▸ **DIRECTIVE**:
Transcribe every line exactly and omit anything that is a picture.

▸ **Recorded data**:
· · ·
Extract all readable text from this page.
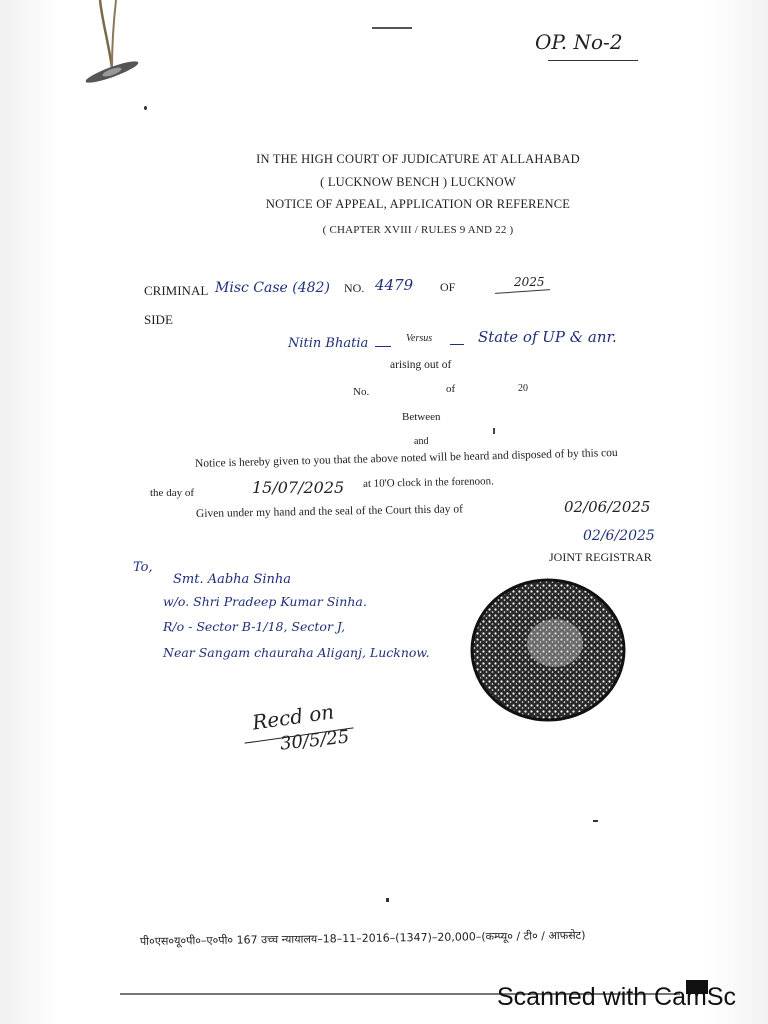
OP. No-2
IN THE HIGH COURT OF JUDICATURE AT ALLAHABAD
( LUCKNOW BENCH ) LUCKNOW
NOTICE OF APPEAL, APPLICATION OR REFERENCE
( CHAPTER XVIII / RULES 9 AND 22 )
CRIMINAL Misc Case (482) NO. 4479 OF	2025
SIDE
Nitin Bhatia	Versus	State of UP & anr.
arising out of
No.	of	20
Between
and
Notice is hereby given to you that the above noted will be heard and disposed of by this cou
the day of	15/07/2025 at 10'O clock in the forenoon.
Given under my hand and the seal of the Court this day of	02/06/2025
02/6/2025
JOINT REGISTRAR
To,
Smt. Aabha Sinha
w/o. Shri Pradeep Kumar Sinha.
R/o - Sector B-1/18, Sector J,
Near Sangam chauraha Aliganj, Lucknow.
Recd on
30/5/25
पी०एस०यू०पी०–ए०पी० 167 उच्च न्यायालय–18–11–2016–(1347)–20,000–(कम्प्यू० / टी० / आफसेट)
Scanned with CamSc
· · ·
▸ **SOLVED EXERCISE**:
Extract all readable text from this page.
OP. No-2
IN THE HIGH COURT OF JUDICATURE AT ALLAHABAD
( LUCKNOW BENCH ) LUCKNOW
NOTICE OF APPEAL, APPLICATION OR REFERENCE
( CHAPTER XVIII / RULES 9 AND 22 )
CRIMINAL Misc Case (482) NO. 4479 OF	2025
SIDE
Nitin Bhatia	Versus	State of UP & anr.
arising out of
No.	of	20
Between
and
Notice is hereby given to you that the above noted will be heard and disposed of by this cou
the day of	15/07/2025 at 10'O clock in the forenoon.
Given under my hand and the seal of the Court this day of	02/06/2025
02/6/2025
JOINT REGISTRAR
To,
Smt. Aabha Sinha
w/o. Shri Pradeep Kumar Sinha.
R/o - Sector B-1/18, Sector J,
Near Sangam chauraha Aliganj, Lucknow.
Recd on
30/5/25
पी०एस०यू०पी०–ए०पी० 167 उच्च न्यायालय–18–11–2016–(1347)–20,000–(कम्प्यू० / टी० / आफसेट)
Scanned with CamSc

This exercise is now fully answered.